• What is needed: Could you copy every line of the records below word for word, keeping each line unchanged?

• Records supplied:
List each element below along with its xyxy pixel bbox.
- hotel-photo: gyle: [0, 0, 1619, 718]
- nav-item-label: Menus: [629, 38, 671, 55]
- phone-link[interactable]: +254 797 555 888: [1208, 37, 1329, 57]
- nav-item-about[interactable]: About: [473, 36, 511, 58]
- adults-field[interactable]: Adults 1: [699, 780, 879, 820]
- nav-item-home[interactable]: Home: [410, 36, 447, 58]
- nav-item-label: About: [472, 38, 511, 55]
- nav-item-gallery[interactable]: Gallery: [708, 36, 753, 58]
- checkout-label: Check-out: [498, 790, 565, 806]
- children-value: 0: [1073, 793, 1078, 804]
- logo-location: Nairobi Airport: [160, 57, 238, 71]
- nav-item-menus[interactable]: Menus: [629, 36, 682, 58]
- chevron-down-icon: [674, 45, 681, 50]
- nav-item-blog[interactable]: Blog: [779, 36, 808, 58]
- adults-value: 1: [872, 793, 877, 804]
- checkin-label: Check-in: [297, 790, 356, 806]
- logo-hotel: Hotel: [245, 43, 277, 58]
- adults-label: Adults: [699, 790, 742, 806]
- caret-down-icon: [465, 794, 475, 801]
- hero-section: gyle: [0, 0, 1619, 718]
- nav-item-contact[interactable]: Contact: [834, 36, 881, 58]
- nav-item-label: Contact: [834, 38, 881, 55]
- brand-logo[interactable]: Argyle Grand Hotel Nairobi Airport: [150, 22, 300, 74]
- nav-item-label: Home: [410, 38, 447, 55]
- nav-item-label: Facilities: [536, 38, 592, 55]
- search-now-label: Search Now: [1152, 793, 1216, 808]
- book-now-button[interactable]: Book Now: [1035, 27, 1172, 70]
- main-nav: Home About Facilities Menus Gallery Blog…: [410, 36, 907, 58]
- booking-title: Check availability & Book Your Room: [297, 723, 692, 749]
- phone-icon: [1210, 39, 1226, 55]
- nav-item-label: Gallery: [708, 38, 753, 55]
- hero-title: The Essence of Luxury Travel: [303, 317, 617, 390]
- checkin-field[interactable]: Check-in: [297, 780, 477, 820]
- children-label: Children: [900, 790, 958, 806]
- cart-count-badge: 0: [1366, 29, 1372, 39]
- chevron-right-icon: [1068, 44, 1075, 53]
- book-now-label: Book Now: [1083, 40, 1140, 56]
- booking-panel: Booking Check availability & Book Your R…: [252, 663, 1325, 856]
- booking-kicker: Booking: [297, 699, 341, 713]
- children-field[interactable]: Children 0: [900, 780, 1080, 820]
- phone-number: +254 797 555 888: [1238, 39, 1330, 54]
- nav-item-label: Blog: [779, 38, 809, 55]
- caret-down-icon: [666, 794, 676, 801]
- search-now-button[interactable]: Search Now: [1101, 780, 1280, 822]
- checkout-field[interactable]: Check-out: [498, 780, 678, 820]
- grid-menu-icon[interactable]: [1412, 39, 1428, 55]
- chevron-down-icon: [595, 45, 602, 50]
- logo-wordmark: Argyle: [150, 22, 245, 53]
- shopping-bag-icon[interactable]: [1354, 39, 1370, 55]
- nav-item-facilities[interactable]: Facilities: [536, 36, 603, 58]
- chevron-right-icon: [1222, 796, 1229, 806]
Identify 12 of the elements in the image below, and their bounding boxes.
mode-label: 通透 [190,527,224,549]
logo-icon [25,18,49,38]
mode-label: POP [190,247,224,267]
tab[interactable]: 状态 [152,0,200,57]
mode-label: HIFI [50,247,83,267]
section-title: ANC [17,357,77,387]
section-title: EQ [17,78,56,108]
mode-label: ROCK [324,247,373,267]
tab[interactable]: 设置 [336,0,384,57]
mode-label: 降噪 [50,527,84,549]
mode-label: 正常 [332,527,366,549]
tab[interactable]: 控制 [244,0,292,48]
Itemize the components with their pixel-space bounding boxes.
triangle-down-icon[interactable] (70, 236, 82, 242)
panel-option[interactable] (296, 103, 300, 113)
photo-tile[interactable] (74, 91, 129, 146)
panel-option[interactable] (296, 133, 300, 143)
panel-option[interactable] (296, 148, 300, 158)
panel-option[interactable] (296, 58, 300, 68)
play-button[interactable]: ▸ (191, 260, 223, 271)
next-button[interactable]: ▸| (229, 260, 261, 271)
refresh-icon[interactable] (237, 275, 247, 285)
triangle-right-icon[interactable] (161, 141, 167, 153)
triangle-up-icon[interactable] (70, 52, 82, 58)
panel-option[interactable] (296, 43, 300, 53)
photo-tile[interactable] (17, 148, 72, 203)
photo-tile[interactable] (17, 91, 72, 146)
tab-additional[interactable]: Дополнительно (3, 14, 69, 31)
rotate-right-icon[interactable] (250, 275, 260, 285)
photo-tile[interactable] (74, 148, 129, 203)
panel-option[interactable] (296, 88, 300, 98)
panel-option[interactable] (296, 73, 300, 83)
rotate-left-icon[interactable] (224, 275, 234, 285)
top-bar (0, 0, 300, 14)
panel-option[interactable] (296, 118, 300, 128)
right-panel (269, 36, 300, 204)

• Task output:
List each element below along with its xyxy pixel bbox.
- hotel-photo: gyle: [0, 0, 1619, 718]
- nav-item-label: Menus: [629, 38, 671, 55]
- phone-link[interactable]: +254 797 555 888: [1208, 37, 1329, 57]
- nav-item-about[interactable]: About: [473, 36, 511, 58]
- adults-field[interactable]: Adults 1: [699, 780, 879, 820]
- nav-item-home[interactable]: Home: [410, 36, 447, 58]
- nav-item-label: About: [472, 38, 511, 55]
- nav-item-gallery[interactable]: Gallery: [708, 36, 753, 58]
- checkout-label: Check-out: [498, 790, 565, 806]
- children-value: 0: [1073, 793, 1078, 804]
- logo-location: Nairobi Airport: [160, 57, 238, 71]
- nav-item-menus[interactable]: Menus: [629, 36, 682, 58]
- chevron-down-icon: [674, 45, 681, 50]
- nav-item-blog[interactable]: Blog: [779, 36, 808, 58]
- adults-value: 1: [872, 793, 877, 804]
- checkin-label: Check-in: [297, 790, 356, 806]
- logo-hotel: Hotel: [245, 43, 277, 58]
- adults-label: Adults: [699, 790, 742, 806]
- caret-down-icon: [465, 794, 475, 801]
- hero-section: gyle: [0, 0, 1619, 718]
- nav-item-contact[interactable]: Contact: [834, 36, 881, 58]
- nav-item-label: Contact: [834, 38, 881, 55]
- brand-logo[interactable]: Argyle Grand Hotel Nairobi Airport: [150, 22, 300, 74]
- nav-item-label: Home: [410, 38, 447, 55]
- nav-item-label: Facilities: [536, 38, 592, 55]
- search-now-label: Search Now: [1152, 793, 1216, 808]
- book-now-button[interactable]: Book Now: [1035, 27, 1172, 70]
- main-nav: Home About Facilities Menus Gallery Blog…: [410, 36, 907, 58]
- booking-title: Check availability & Book Your Room: [297, 723, 692, 749]
- phone-icon: [1210, 39, 1226, 55]
- nav-item-label: Gallery: [708, 38, 753, 55]
- hero-title: The Essence of Luxury Travel: [303, 317, 617, 390]
- checkin-field[interactable]: Check-in: [297, 780, 477, 820]
- children-label: Children: [900, 790, 958, 806]
- cart-count-badge: 0: [1366, 29, 1372, 39]
- chevron-right-icon: [1068, 44, 1075, 53]
- book-now-label: Book Now: [1083, 40, 1140, 56]
- booking-panel: Booking Check availability & Book Your R…: [252, 663, 1325, 856]
- booking-kicker: Booking: [297, 699, 341, 713]
- children-field[interactable]: Children 0: [900, 780, 1080, 820]
- phone-number: +254 797 555 888: [1238, 39, 1330, 54]
- nav-item-label: Blog: [779, 38, 809, 55]
- caret-down-icon: [666, 794, 676, 801]
- search-now-button[interactable]: Search Now: [1101, 780, 1280, 822]
- checkout-field[interactable]: Check-out: [498, 780, 678, 820]
- grid-menu-icon[interactable]: [1412, 39, 1428, 55]
- chevron-down-icon: [595, 45, 602, 50]
- logo-wordmark: Argyle: [150, 22, 245, 53]
- shopping-bag-icon[interactable]: [1354, 39, 1370, 55]
- nav-item-facilities[interactable]: Facilities: [536, 36, 603, 58]
- chevron-right-icon: [1222, 796, 1229, 806]
Identify 12 of the elements in the image below, and their bounding boxes.
mode-label: 通透 [190,527,224,549]
logo-icon [25,18,49,38]
mode-label: POP [190,247,224,267]
tab[interactable]: 状态 [152,0,200,57]
mode-label: HIFI [50,247,83,267]
section-title: ANC [17,357,77,387]
section-title: EQ [17,78,56,108]
mode-label: ROCK [324,247,373,267]
tab[interactable]: 设置 [336,0,384,57]
mode-label: 降噪 [50,527,84,549]
mode-label: 正常 [332,527,366,549]
tab[interactable]: 控制 [244,0,292,48]
Itemize the components with their pixel-space bounding boxes.
triangle-down-icon[interactable] (70, 236, 82, 242)
panel-option[interactable] (296, 103, 300, 113)
photo-tile[interactable] (74, 91, 129, 146)
panel-option[interactable] (296, 133, 300, 143)
panel-option[interactable] (296, 148, 300, 158)
panel-option[interactable] (296, 58, 300, 68)
play-button[interactable]: ▸ (191, 260, 223, 271)
next-button[interactable]: ▸| (229, 260, 261, 271)
refresh-icon[interactable] (237, 275, 247, 285)
triangle-right-icon[interactable] (161, 141, 167, 153)
triangle-up-icon[interactable] (70, 52, 82, 58)
panel-option[interactable] (296, 43, 300, 53)
photo-tile[interactable] (17, 148, 72, 203)
photo-tile[interactable] (17, 91, 72, 146)
tab-additional[interactable]: Дополнительно (3, 14, 69, 31)
rotate-right-icon[interactable] (250, 275, 260, 285)
photo-tile[interactable] (74, 148, 129, 203)
panel-option[interactable] (296, 88, 300, 98)
panel-option[interactable] (296, 73, 300, 83)
rotate-left-icon[interactable] (224, 275, 234, 285)
top-bar (0, 0, 300, 14)
panel-option[interactable] (296, 118, 300, 128)
right-panel (269, 36, 300, 204)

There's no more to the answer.